▶ **What you are asked to do**: Determine the number of lines that have the string "BHIST" in them, and give only that number.

▶ **Input rows**:
☆ ☆ ☆

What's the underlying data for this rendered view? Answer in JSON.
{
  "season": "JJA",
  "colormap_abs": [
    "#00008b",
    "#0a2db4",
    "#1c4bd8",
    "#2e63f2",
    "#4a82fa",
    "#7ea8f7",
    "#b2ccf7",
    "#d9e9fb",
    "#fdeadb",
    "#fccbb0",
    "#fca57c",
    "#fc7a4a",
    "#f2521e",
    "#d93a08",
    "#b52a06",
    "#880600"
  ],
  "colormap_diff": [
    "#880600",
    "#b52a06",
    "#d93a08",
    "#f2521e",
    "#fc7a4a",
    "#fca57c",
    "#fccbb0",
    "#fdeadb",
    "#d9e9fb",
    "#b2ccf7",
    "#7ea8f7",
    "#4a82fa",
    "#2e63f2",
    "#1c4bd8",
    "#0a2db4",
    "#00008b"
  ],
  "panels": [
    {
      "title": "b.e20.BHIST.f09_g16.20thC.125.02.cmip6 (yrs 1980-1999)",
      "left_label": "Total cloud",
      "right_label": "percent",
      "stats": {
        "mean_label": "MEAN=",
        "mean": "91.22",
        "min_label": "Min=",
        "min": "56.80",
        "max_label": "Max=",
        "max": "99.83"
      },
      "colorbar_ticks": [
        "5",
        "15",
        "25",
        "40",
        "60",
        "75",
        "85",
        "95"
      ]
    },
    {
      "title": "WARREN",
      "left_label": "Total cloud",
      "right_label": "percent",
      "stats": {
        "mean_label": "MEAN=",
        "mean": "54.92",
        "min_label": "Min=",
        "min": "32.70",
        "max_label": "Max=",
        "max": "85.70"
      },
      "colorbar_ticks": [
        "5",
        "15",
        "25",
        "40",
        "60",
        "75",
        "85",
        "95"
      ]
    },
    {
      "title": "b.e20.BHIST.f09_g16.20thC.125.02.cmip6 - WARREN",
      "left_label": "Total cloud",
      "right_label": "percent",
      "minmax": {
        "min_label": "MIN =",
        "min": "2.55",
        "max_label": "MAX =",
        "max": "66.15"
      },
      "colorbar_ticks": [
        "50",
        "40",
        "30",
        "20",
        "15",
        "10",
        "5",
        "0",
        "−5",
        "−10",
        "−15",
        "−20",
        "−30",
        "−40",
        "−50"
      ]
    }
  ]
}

☆ ☆ ☆

▶ **Output for this task**: 2